(Dataset items)
══════
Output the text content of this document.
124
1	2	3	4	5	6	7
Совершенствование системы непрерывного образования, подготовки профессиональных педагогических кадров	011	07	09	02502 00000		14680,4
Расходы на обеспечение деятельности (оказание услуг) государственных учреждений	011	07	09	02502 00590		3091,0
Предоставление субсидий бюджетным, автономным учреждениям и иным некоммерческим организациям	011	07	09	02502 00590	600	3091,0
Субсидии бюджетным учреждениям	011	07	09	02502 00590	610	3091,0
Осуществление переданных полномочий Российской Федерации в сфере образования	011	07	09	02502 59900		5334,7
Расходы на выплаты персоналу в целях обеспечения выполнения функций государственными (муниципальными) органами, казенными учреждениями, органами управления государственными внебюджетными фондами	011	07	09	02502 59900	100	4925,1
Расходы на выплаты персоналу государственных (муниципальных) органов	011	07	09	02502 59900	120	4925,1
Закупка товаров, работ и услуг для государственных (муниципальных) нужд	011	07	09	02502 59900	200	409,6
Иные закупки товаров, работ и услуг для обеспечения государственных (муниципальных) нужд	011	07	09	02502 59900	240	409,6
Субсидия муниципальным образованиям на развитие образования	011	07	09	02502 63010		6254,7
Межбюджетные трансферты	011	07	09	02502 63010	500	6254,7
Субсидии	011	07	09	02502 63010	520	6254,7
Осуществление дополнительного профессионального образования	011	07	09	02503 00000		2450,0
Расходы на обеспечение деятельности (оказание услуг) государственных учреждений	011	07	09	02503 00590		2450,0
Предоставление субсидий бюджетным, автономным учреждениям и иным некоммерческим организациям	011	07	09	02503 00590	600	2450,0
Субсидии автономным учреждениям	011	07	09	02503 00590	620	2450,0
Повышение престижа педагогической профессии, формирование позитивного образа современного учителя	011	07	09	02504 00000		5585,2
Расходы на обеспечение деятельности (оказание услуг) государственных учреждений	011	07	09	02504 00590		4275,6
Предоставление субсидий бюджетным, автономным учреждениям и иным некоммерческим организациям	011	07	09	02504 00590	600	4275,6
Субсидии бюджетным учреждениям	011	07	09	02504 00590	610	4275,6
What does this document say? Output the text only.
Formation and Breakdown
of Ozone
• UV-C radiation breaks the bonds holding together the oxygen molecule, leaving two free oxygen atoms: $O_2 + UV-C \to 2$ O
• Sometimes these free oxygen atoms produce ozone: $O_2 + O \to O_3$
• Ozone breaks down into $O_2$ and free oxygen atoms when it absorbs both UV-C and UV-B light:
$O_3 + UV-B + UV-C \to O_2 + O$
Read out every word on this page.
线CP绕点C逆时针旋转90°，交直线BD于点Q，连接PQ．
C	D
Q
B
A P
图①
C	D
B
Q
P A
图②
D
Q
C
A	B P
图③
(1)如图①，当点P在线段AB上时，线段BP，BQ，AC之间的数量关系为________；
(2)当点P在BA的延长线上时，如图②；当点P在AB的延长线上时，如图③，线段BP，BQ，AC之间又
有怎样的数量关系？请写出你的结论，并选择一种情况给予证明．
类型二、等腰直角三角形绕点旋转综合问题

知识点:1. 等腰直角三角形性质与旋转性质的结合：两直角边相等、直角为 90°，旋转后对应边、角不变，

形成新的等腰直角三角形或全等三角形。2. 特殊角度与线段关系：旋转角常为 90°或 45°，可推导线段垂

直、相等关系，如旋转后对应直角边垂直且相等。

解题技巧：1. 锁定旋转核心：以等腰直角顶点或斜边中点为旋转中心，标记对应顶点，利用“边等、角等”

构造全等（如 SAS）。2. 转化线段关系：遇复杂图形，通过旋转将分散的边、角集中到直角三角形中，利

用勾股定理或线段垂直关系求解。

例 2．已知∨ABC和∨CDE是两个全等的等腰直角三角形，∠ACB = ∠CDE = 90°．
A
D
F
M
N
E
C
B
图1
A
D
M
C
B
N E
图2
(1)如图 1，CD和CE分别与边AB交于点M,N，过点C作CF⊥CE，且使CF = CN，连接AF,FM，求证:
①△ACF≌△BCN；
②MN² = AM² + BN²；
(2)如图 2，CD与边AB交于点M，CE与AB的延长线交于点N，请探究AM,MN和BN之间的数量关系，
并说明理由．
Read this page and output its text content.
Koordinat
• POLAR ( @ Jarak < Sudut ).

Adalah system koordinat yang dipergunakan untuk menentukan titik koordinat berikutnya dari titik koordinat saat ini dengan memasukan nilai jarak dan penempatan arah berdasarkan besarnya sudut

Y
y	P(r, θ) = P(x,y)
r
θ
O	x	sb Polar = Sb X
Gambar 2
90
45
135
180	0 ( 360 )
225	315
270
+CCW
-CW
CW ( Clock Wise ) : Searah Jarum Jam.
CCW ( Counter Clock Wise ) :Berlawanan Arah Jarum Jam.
══════
§ SET EXERCISE: Would you write down every record again, exactly?

§ WRITTEN RESPONSE:
Output the text content of this document.
124
1	2	3	4	5	6	7
Совершенствование системы непрерывного образования, подготовки профессиональных педагогических кадров	011	07	09	02502 00000		14680,4
Расходы на обеспечение деятельности (оказание услуг) государственных учреждений	011	07	09	02502 00590		3091,0
Предоставление субсидий бюджетным, автономным учреждениям и иным некоммерческим организациям	011	07	09	02502 00590	600	3091,0
Субсидии бюджетным учреждениям	011	07	09	02502 00590	610	3091,0
Осуществление переданных полномочий Российской Федерации в сфере образования	011	07	09	02502 59900		5334,7
Расходы на выплаты персоналу в целях обеспечения выполнения функций государственными (муниципальными) органами, казенными учреждениями, органами управления государственными внебюджетными фондами	011	07	09	02502 59900	100	4925,1
Расходы на выплаты персоналу государственных (муниципальных) органов	011	07	09	02502 59900	120	4925,1
Закупка товаров, работ и услуг для государственных (муниципальных) нужд	011	07	09	02502 59900	200	409,6
Иные закупки товаров, работ и услуг для обеспечения государственных (муниципальных) нужд	011	07	09	02502 59900	240	409,6
Субсидия муниципальным образованиям на развитие образования	011	07	09	02502 63010		6254,7
Межбюджетные трансферты	011	07	09	02502 63010	500	6254,7
Субсидии	011	07	09	02502 63010	520	6254,7
Осуществление дополнительного профессионального образования	011	07	09	02503 00000		2450,0
Расходы на обеспечение деятельности (оказание услуг) государственных учреждений	011	07	09	02503 00590		2450,0
Предоставление субсидий бюджетным, автономным учреждениям и иным некоммерческим организациям	011	07	09	02503 00590	600	2450,0
Субсидии автономным учреждениям	011	07	09	02503 00590	620	2450,0
Повышение престижа педагогической профессии, формирование позитивного образа современного учителя	011	07	09	02504 00000		5585,2
Расходы на обеспечение деятельности (оказание услуг) государственных учреждений	011	07	09	02504 00590		4275,6
Предоставление субсидий бюджетным, автономным учреждениям и иным некоммерческим организациям	011	07	09	02504 00590	600	4275,6
Субсидии бюджетным учреждениям	011	07	09	02504 00590	610	4275,6
What does this document say? Output the text only.
Formation and Breakdown
of Ozone
• UV-C radiation breaks the bonds holding together the oxygen molecule, leaving two free oxygen atoms: $O_2 + UV-C \to 2$ O
• Sometimes these free oxygen atoms produce ozone: $O_2 + O \to O_3$
• Ozone breaks down into $O_2$ and free oxygen atoms when it absorbs both UV-C and UV-B light:
$O_3 + UV-B + UV-C \to O_2 + O$
Read out every word on this page.
线CP绕点C逆时针旋转90°，交直线BD于点Q，连接PQ．
C	D
Q
B
A P
图①
C	D
B
Q
P A
图②
D
Q
C
A	B P
图③
(1)如图①，当点P在线段AB上时，线段BP，BQ，AC之间的数量关系为________；
(2)当点P在BA的延长线上时，如图②；当点P在AB的延长线上时，如图③，线段BP，BQ，AC之间又
有怎样的数量关系？请写出你的结论，并选择一种情况给予证明．
类型二、等腰直角三角形绕点旋转综合问题

知识点:1. 等腰直角三角形性质与旋转性质的结合：两直角边相等、直角为 90°，旋转后对应边、角不变，

形成新的等腰直角三角形或全等三角形。2. 特殊角度与线段关系：旋转角常为 90°或 45°，可推导线段垂

直、相等关系，如旋转后对应直角边垂直且相等。

解题技巧：1. 锁定旋转核心：以等腰直角顶点或斜边中点为旋转中心，标记对应顶点，利用“边等、角等”

构造全等（如 SAS）。2. 转化线段关系：遇复杂图形，通过旋转将分散的边、角集中到直角三角形中，利

用勾股定理或线段垂直关系求解。

例 2．已知∨ABC和∨CDE是两个全等的等腰直角三角形，∠ACB = ∠CDE = 90°．
A
D
F
M
N
E
C
B
图1
A
D
M
C
B
N E
图2
(1)如图 1，CD和CE分别与边AB交于点M,N，过点C作CF⊥CE，且使CF = CN，连接AF,FM，求证:
①△ACF≌△BCN；
②MN² = AM² + BN²；
(2)如图 2，CD与边AB交于点M，CE与AB的延长线交于点N，请探究AM,MN和BN之间的数量关系，
并说明理由．
Read this page and output its text content.
Koordinat
• POLAR ( @ Jarak < Sudut ).

Adalah system koordinat yang dipergunakan untuk menentukan titik koordinat berikutnya dari titik koordinat saat ini dengan memasukan nilai jarak dan penempatan arah berdasarkan besarnya sudut

Y
y	P(r, θ) = P(x,y)
r
θ
O	x	sb Polar = Sb X
Gambar 2
90
45
135
180	0 ( 360 )
225	315
270
+CCW
-CW
CW ( Clock Wise ) : Searah Jarum Jam.
CCW ( Counter Clock Wise ) :Berlawanan Arah Jarum Jam.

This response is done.